The problem - Only a number is wanted: how many lines in these records contain the word "content"?

+++ Extracted information +++

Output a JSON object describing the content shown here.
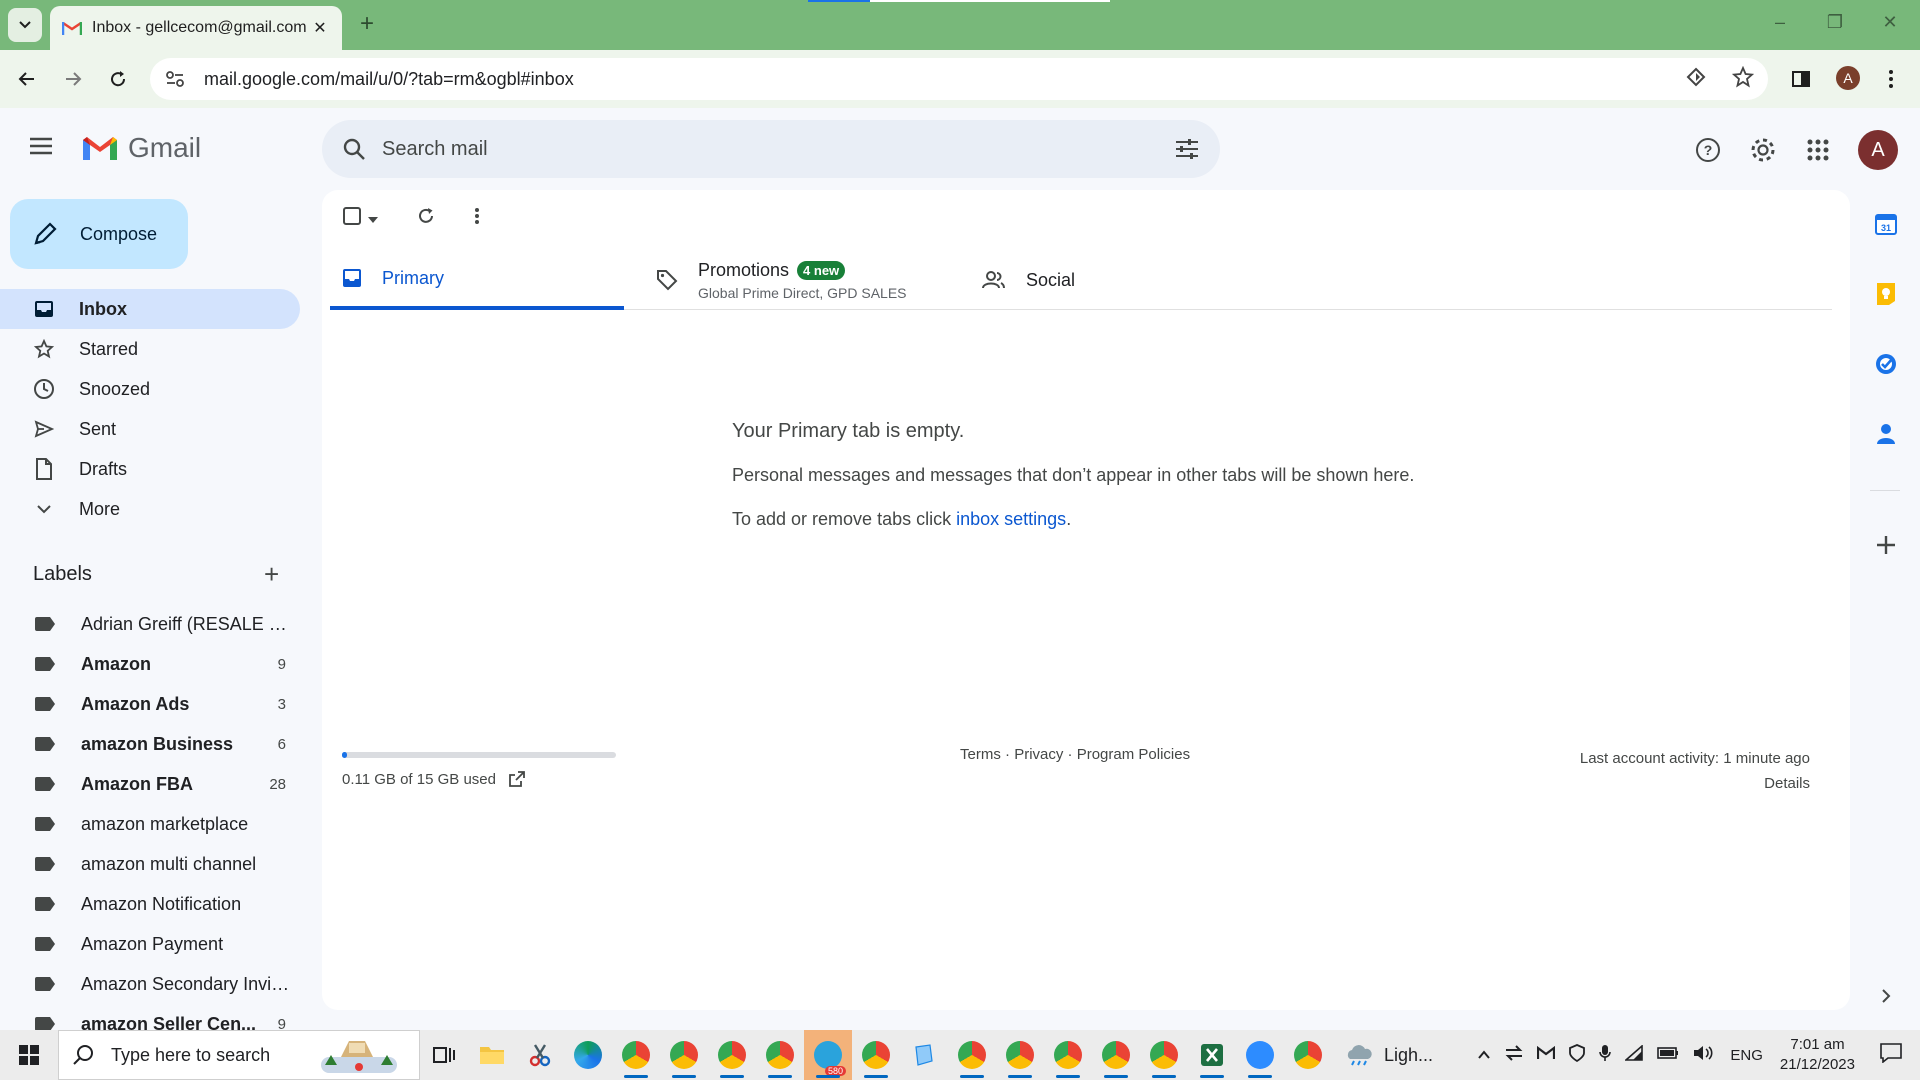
{
  "browser": {
    "tab_title": "Inbox - gellcecom@gmail.com",
    "url": "mail.google.com/mail/u/0/?tab=rm&ogbl#inbox",
    "profile_initial": "A"
  },
  "gmail": {
    "logo_text": "Gmail",
    "search_placeholder": "Search mail",
    "avatar_initial": "A",
    "compose_label": "Compose",
    "nav": [
      {
        "label": "Inbox",
        "icon": "inbox-icon",
        "active": true
      },
      {
        "label": "Starred",
        "icon": "star-icon"
      },
      {
        "label": "Snoozed",
        "icon": "clock-icon"
      },
      {
        "label": "Sent",
        "icon": "send-icon"
      },
      {
        "label": "Drafts",
        "icon": "draft-icon"
      },
      {
        "label": "More",
        "icon": "chevron-down-icon"
      }
    ],
    "labels_title": "Labels",
    "labels": [
      {
        "name": "Adrian Greiff (RESALE C...",
        "count": "",
        "bold": false
      },
      {
        "name": "Amazon",
        "count": "9",
        "bold": true
      },
      {
        "name": "Amazon Ads",
        "count": "3",
        "bold": true
      },
      {
        "name": "amazon Business",
        "count": "6",
        "bold": true
      },
      {
        "name": "Amazon FBA",
        "count": "28",
        "bold": true
      },
      {
        "name": "amazon marketplace",
        "count": "",
        "bold": false
      },
      {
        "name": "amazon multi channel",
        "count": "",
        "bold": false
      },
      {
        "name": "Amazon Notification",
        "count": "",
        "bold": false
      },
      {
        "name": "Amazon Payment",
        "count": "",
        "bold": false
      },
      {
        "name": "Amazon Secondary Invit...",
        "count": "",
        "bold": false
      },
      {
        "name": "amazon Seller Cen...",
        "count": "9",
        "bold": true
      }
    ],
    "tabs": {
      "primary": "Primary",
      "promotions": "Promotions",
      "promotions_badge": "4 new",
      "promotions_sub": "Global Prime Direct, GPD SALES",
      "social": "Social"
    },
    "empty": {
      "title": "Your Primary tab is empty.",
      "line1": "Personal messages and messages that don’t appear in other tabs will be shown here.",
      "line2_prefix": "To add or remove tabs click ",
      "line2_link": "inbox settings",
      "line2_suffix": "."
    },
    "storage_text": "0.11 GB of 15 GB used",
    "storage_fraction": 0.007,
    "footer": {
      "terms": "Terms",
      "privacy": "Privacy",
      "policies": "Program Policies",
      "sep": " · "
    },
    "activity": {
      "last": "Last account activity: 1 minute ago",
      "details": "Details"
    }
  },
  "taskbar": {
    "search_placeholder": "Type here to search",
    "weather_text": "Ligh...",
    "telegram_badge": "580",
    "lang": "ENG",
    "time": "7:01 am",
    "date": "21/12/2023"
  },
  "colors": {
    "accent": "#0b57d0",
    "compose_bg": "#c2e7ff",
    "active_nav": "#d3e3fd",
    "badge_green": "#188038",
    "chrome_frame": "#78b87a"
  }
}
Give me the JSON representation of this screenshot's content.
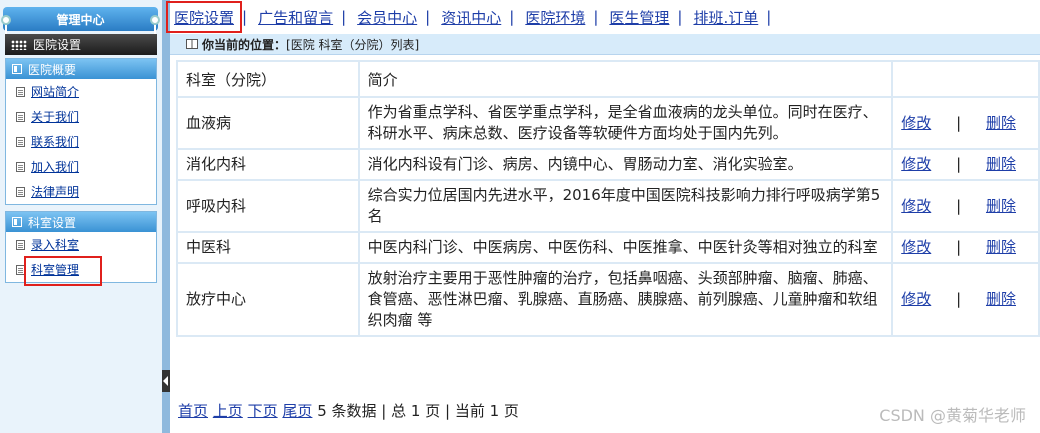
{
  "sidebar": {
    "header": "管理中心",
    "section": "医院设置",
    "panels": [
      {
        "title": "医院概要",
        "items": [
          "网站简介",
          "关于我们",
          "联系我们",
          "加入我们",
          "法律声明"
        ]
      },
      {
        "title": "科室设置",
        "items": [
          "录入科室",
          "科室管理"
        ]
      }
    ]
  },
  "topnav": {
    "items": [
      "医院设置",
      "广告和留言",
      "会员中心",
      "资讯中心",
      "医院环境",
      "医生管理",
      "排班.订单"
    ],
    "separator": "|"
  },
  "breadcrumb": {
    "label": "你当前的位置：",
    "path": "[医院 科室（分院）列表]"
  },
  "table": {
    "headers": [
      "科室（分院）",
      "简介",
      ""
    ],
    "edit_label": "修改",
    "delete_label": "删除",
    "op_separator": "|",
    "rows": [
      {
        "name": "血液病",
        "intro": "作为省重点学科、省医学重点学科，是全省血液病的龙头单位。同时在医疗、科研水平、病床总数、医疗设备等软硬件方面均处于国内先列。"
      },
      {
        "name": "消化内科",
        "intro": "消化内科设有门诊、病房、内镜中心、胃肠动力室、消化实验室。"
      },
      {
        "name": "呼吸内科",
        "intro": "综合实力位居国内先进水平，2016年度中国医院科技影响力排行呼吸病学第5名"
      },
      {
        "name": "中医科",
        "intro": "中医内科门诊、中医病房、中医伤科、中医推拿、中医针灸等相对独立的科室"
      },
      {
        "name": "放疗中心",
        "intro": "放射治疗主要用于恶性肿瘤的治疗，包括鼻咽癌、头颈部肿瘤、脑瘤、肺癌、食管癌、恶性淋巴瘤、乳腺癌、直肠癌、胰腺癌、前列腺癌、儿童肿瘤和软组织肉瘤 等"
      }
    ]
  },
  "pager": {
    "first": "首页",
    "prev": "上页",
    "next": "下页",
    "last": "尾页",
    "count_text": "5 条数据",
    "total_text": "总 1 页",
    "current_text": "当前 1 页",
    "separator": "|"
  },
  "watermark": "CSDN @黄菊华老师",
  "colors": {
    "highlight_border": "#e0201c",
    "link": "#1e3ea8",
    "panel_header": "#3a92d4"
  }
}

+++

Task response - 2